-- Directions for this task --
Set down the data below without change, skipping the pictures it holds.

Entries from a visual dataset
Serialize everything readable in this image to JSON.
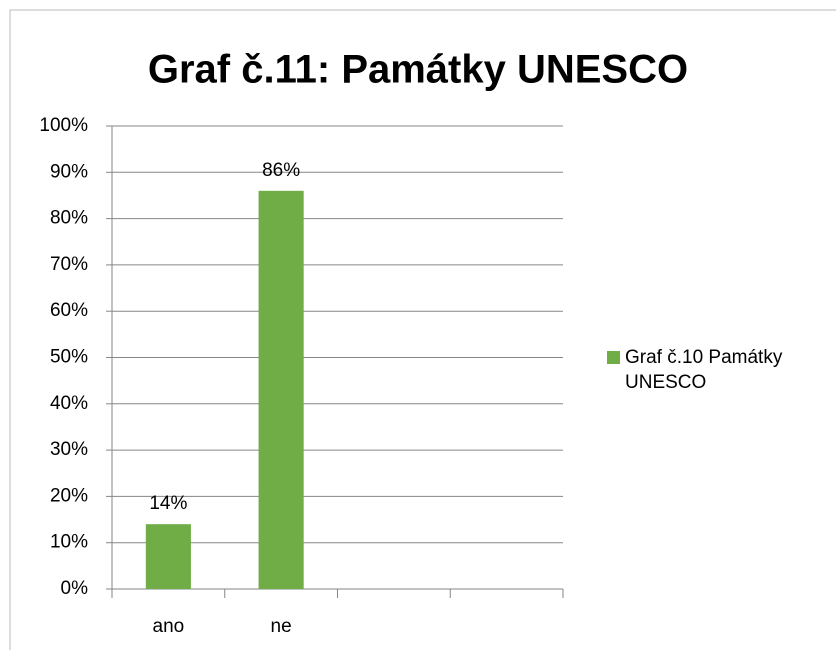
{
  "chart_data": {
    "type": "bar",
    "title": "Graf č.11: Památky UNESCO",
    "categories": [
      "ano",
      "ne",
      null,
      null
    ],
    "series": [
      {
        "name": "Graf č.10 Památky UNESCO",
        "color": "#70ad47",
        "values": [
          14,
          86,
          null,
          null
        ],
        "value_labels": [
          "14%",
          "86%",
          null,
          null
        ]
      }
    ],
    "ylim": [
      0,
      100
    ],
    "yticks": [
      {
        "value": 0,
        "label": "0%"
      },
      {
        "value": 10,
        "label": "10%"
      },
      {
        "value": 20,
        "label": "20%"
      },
      {
        "value": 30,
        "label": "30%"
      },
      {
        "value": 40,
        "label": "40%"
      },
      {
        "value": 50,
        "label": "50%"
      },
      {
        "value": 60,
        "label": "60%"
      },
      {
        "value": 70,
        "label": "70%"
      },
      {
        "value": 80,
        "label": "80%"
      },
      {
        "value": 90,
        "label": "90%"
      },
      {
        "value": 100,
        "label": "100%"
      }
    ],
    "grid": true,
    "legend": "right"
  }
}
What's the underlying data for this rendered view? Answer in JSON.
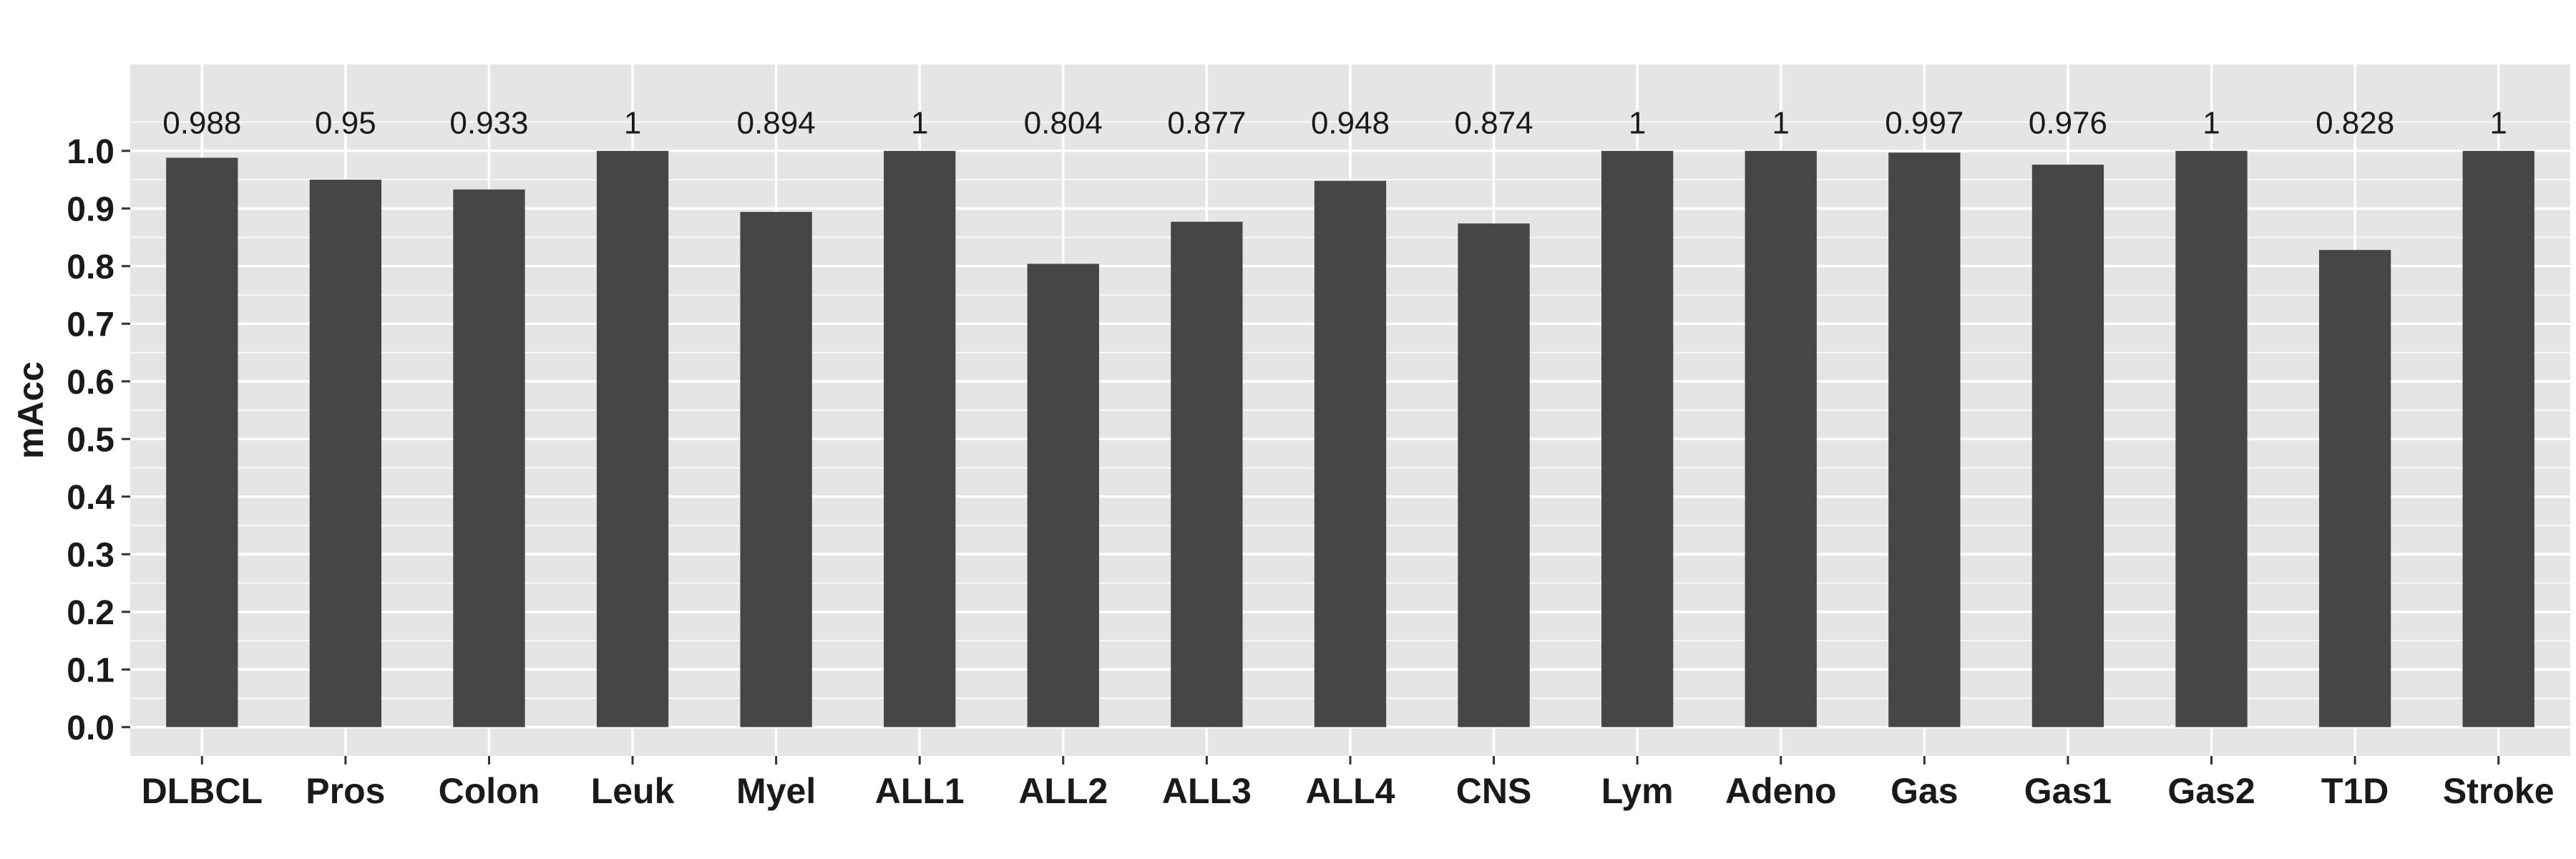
{
  "chart_data": {
    "type": "bar",
    "title": "",
    "xlabel": "",
    "ylabel": "mAcc",
    "categories": [
      "DLBCL",
      "Pros",
      "Colon",
      "Leuk",
      "Myel",
      "ALL1",
      "ALL2",
      "ALL3",
      "ALL4",
      "CNS",
      "Lym",
      "Adeno",
      "Gas",
      "Gas1",
      "Gas2",
      "T1D",
      "Stroke"
    ],
    "values": [
      0.988,
      0.95,
      0.933,
      1,
      0.894,
      1,
      0.804,
      0.877,
      0.948,
      0.874,
      1,
      1,
      0.997,
      0.976,
      1,
      0.828,
      1
    ],
    "data_labels": [
      "0.988",
      "0.95",
      "0.933",
      "1",
      "0.894",
      "1",
      "0.804",
      "0.877",
      "0.948",
      "0.874",
      "1",
      "1",
      "0.997",
      "0.976",
      "1",
      "0.828",
      "1"
    ],
    "ylim": [
      -0.05,
      1.15
    ],
    "yticks": [
      0.0,
      0.1,
      0.2,
      0.3,
      0.4,
      0.5,
      0.6,
      0.7,
      0.8,
      0.9,
      1.0
    ],
    "ytick_labels": [
      "0.0",
      "0.1",
      "0.2",
      "0.3",
      "0.4",
      "0.5",
      "0.6",
      "0.7",
      "0.8",
      "0.9",
      "1.0"
    ],
    "grid": true,
    "legend": "none",
    "colors": {
      "bar": "#464646",
      "panel": "#e5e5e5",
      "grid": "#ffffff",
      "text": "#1a1a1a"
    }
  }
}
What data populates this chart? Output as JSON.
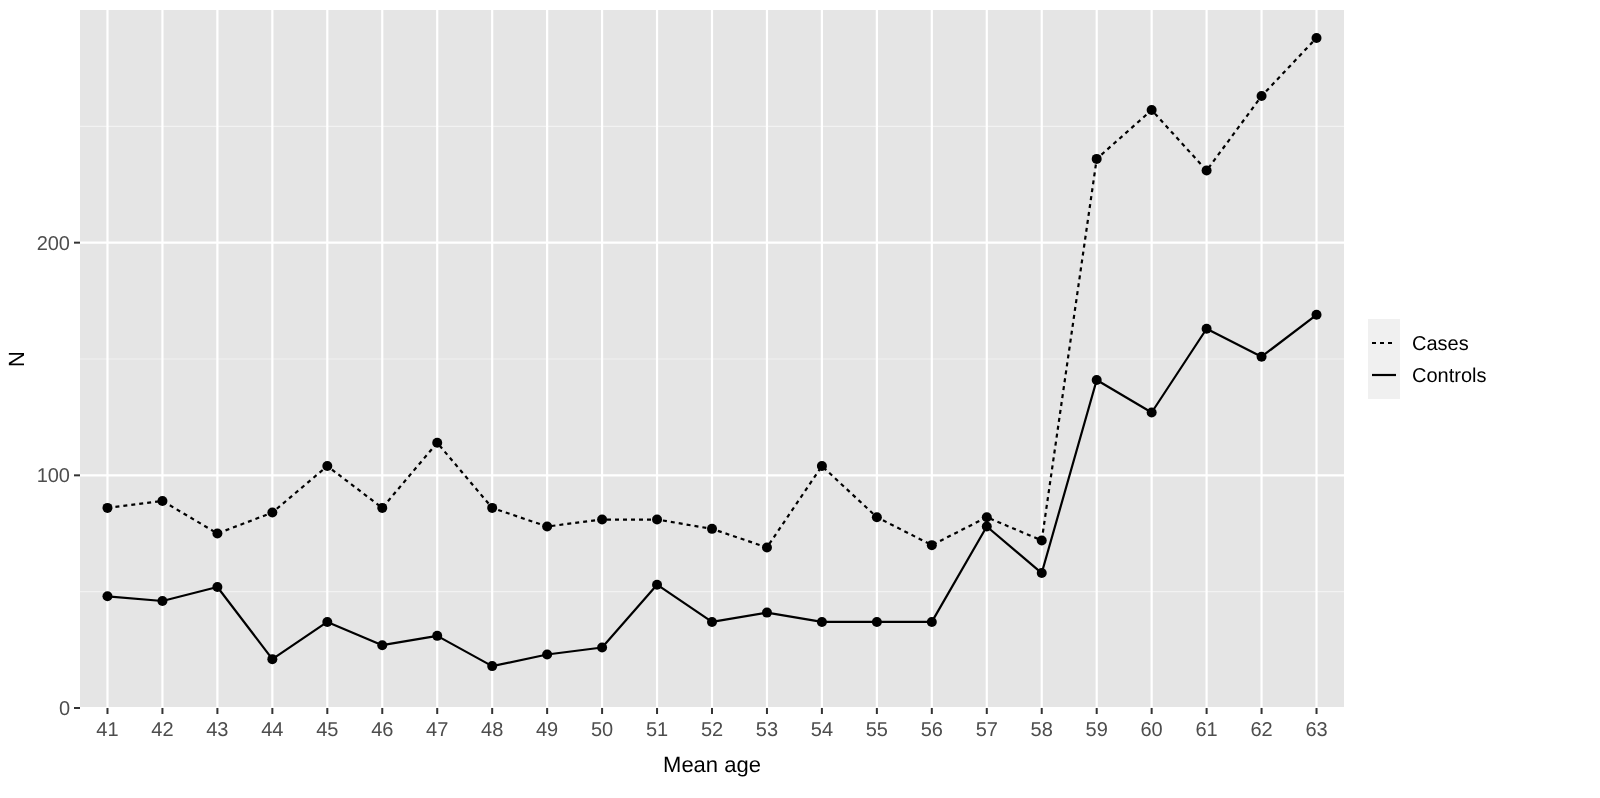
{
  "chart_data": {
    "type": "line",
    "xlabel": "Mean age",
    "ylabel": "N",
    "categories": [
      "41",
      "42",
      "43",
      "44",
      "45",
      "46",
      "47",
      "48",
      "49",
      "50",
      "51",
      "52",
      "53",
      "54",
      "55",
      "56",
      "57",
      "58",
      "59",
      "60",
      "61",
      "62",
      "63"
    ],
    "series": [
      {
        "name": "Cases",
        "color": "#000000",
        "line_style": "dotted",
        "values": [
          86,
          89,
          75,
          84,
          104,
          86,
          114,
          86,
          78,
          81,
          81,
          77,
          69,
          104,
          82,
          70,
          82,
          72,
          236,
          257,
          231,
          263,
          288
        ]
      },
      {
        "name": "Controls",
        "color": "#000000",
        "line_style": "solid",
        "values": [
          48,
          46,
          52,
          21,
          37,
          27,
          31,
          18,
          23,
          26,
          53,
          37,
          41,
          37,
          37,
          37,
          78,
          58,
          141,
          127,
          163,
          151,
          169
        ]
      }
    ],
    "ylim": [
      0,
      300
    ],
    "yticks": [
      0,
      100,
      200
    ],
    "grid": true,
    "legend": "right",
    "marker": "circle"
  }
}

-- The completed task --
Serialize everything readable in this image to JSON.
{
  "chart_data": {
    "type": "bar",
    "title": "Graf č.11: Památky UNESCO",
    "categories": [
      "ano",
      "ne",
      null,
      null
    ],
    "series": [
      {
        "name": "Graf č.10 Památky UNESCO",
        "color": "#70ad47",
        "values": [
          14,
          86,
          null,
          null
        ],
        "value_labels": [
          "14%",
          "86%",
          null,
          null
        ]
      }
    ],
    "ylim": [
      0,
      100
    ],
    "yticks": [
      {
        "value": 0,
        "label": "0%"
      },
      {
        "value": 10,
        "label": "10%"
      },
      {
        "value": 20,
        "label": "20%"
      },
      {
        "value": 30,
        "label": "30%"
      },
      {
        "value": 40,
        "label": "40%"
      },
      {
        "value": 50,
        "label": "50%"
      },
      {
        "value": 60,
        "label": "60%"
      },
      {
        "value": 70,
        "label": "70%"
      },
      {
        "value": 80,
        "label": "80%"
      },
      {
        "value": 90,
        "label": "90%"
      },
      {
        "value": 100,
        "label": "100%"
      }
    ],
    "grid": true,
    "legend": "right"
  }
}
What's the underlying data for this rendered view? Answer in JSON.
{
  "chart_data": {
    "type": "bar",
    "title": "",
    "xlabel": "",
    "ylabel": "mAcc",
    "categories": [
      "DLBCL",
      "Pros",
      "Colon",
      "Leuk",
      "Myel",
      "ALL1",
      "ALL2",
      "ALL3",
      "ALL4",
      "CNS",
      "Lym",
      "Adeno",
      "Gas",
      "Gas1",
      "Gas2",
      "T1D",
      "Stroke"
    ],
    "values": [
      0.988,
      0.95,
      0.933,
      1,
      0.894,
      1,
      0.804,
      0.877,
      0.948,
      0.874,
      1,
      1,
      0.997,
      0.976,
      1,
      0.828,
      1
    ],
    "data_labels": [
      "0.988",
      "0.95",
      "0.933",
      "1",
      "0.894",
      "1",
      "0.804",
      "0.877",
      "0.948",
      "0.874",
      "1",
      "1",
      "0.997",
      "0.976",
      "1",
      "0.828",
      "1"
    ],
    "ylim": [
      -0.05,
      1.15
    ],
    "yticks": [
      0.0,
      0.1,
      0.2,
      0.3,
      0.4,
      0.5,
      0.6,
      0.7,
      0.8,
      0.9,
      1.0
    ],
    "ytick_labels": [
      "0.0",
      "0.1",
      "0.2",
      "0.3",
      "0.4",
      "0.5",
      "0.6",
      "0.7",
      "0.8",
      "0.9",
      "1.0"
    ],
    "grid": true,
    "legend": "none",
    "colors": {
      "bar": "#464646",
      "panel": "#e5e5e5",
      "grid": "#ffffff",
      "text": "#1a1a1a"
    }
  }
}
What data populates this chart? Output as JSON.
{
  "chart_data": {
    "type": "line",
    "xlabel": "Mean age",
    "ylabel": "N",
    "categories": [
      "41",
      "42",
      "43",
      "44",
      "45",
      "46",
      "47",
      "48",
      "49",
      "50",
      "51",
      "52",
      "53",
      "54",
      "55",
      "56",
      "57",
      "58",
      "59",
      "60",
      "61",
      "62",
      "63"
    ],
    "series": [
      {
        "name": "Cases",
        "color": "#000000",
        "line_style": "dotted",
        "values": [
          86,
          89,
          75,
          84,
          104,
          86,
          114,
          86,
          78,
          81,
          81,
          77,
          69,
          104,
          82,
          70,
          82,
          72,
          236,
          257,
          231,
          263,
          288
        ]
      },
      {
        "name": "Controls",
        "color": "#000000",
        "line_style": "solid",
        "values": [
          48,
          46,
          52,
          21,
          37,
          27,
          31,
          18,
          23,
          26,
          53,
          37,
          41,
          37,
          37,
          37,
          78,
          58,
          141,
          127,
          163,
          151,
          169
        ]
      }
    ],
    "ylim": [
      0,
      300
    ],
    "yticks": [
      0,
      100,
      200
    ],
    "grid": true,
    "legend": "right",
    "marker": "circle"
  }
}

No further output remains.